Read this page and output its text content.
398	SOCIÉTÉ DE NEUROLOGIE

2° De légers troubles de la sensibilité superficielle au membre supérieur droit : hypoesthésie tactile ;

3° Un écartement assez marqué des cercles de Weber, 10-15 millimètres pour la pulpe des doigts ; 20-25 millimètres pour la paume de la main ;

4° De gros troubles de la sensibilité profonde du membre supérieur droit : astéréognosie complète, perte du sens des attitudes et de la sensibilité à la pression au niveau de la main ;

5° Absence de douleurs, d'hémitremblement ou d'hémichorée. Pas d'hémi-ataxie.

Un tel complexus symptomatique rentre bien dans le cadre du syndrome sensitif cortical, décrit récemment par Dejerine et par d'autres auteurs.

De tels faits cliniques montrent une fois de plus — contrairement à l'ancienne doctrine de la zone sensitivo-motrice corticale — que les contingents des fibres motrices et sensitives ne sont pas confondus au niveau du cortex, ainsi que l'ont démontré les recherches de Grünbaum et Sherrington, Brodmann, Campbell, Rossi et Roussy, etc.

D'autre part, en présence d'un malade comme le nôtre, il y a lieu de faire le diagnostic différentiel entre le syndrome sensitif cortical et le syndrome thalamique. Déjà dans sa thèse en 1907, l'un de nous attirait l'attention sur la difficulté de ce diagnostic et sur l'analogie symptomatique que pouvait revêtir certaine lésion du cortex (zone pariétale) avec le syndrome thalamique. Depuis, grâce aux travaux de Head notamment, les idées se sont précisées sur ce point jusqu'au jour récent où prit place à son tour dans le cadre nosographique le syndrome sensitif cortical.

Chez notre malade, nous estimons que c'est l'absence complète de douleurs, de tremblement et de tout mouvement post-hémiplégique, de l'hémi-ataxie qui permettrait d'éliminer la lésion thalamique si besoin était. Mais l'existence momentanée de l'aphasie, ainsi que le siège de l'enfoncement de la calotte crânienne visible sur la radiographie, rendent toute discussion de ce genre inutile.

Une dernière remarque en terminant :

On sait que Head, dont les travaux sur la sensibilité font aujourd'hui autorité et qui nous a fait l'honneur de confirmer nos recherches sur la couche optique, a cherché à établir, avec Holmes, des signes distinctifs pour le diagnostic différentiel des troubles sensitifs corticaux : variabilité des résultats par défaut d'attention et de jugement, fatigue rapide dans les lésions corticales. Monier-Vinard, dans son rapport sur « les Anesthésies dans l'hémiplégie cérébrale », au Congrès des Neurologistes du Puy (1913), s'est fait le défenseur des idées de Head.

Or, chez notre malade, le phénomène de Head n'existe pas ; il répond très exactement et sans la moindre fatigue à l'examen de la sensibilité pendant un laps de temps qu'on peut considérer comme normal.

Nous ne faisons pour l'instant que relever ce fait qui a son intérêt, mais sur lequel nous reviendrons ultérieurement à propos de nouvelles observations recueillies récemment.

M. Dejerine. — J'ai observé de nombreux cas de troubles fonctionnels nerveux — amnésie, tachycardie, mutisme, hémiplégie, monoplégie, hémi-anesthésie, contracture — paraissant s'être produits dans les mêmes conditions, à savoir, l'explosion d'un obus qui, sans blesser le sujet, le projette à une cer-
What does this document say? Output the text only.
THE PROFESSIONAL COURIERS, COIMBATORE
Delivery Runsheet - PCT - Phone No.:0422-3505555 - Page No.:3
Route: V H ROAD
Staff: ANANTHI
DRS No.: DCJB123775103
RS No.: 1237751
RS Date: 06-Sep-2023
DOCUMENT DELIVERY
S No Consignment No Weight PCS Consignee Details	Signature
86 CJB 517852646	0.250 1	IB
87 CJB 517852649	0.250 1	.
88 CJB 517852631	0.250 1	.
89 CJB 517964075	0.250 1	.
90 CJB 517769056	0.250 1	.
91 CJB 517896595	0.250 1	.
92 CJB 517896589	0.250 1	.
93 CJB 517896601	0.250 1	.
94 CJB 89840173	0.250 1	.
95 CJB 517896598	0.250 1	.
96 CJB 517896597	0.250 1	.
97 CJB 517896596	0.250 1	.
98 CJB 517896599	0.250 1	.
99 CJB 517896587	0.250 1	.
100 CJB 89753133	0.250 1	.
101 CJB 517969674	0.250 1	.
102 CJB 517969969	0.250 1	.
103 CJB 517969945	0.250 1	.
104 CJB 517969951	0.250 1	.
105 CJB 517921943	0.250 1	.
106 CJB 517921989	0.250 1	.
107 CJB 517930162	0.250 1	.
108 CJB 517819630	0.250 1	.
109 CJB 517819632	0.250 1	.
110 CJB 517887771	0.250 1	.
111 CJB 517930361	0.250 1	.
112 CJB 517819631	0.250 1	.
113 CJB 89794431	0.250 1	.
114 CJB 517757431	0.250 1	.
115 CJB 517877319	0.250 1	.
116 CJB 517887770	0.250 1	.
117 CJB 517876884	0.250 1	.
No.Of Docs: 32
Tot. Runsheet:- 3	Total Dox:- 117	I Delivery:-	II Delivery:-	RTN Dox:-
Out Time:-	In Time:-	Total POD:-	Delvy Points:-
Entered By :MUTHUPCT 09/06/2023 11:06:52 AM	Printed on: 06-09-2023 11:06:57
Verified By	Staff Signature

*****

■ **Task requirements**: Check each line above for the word "text" and give the number of lines that have it, nothing else.

■ **Full output**: 2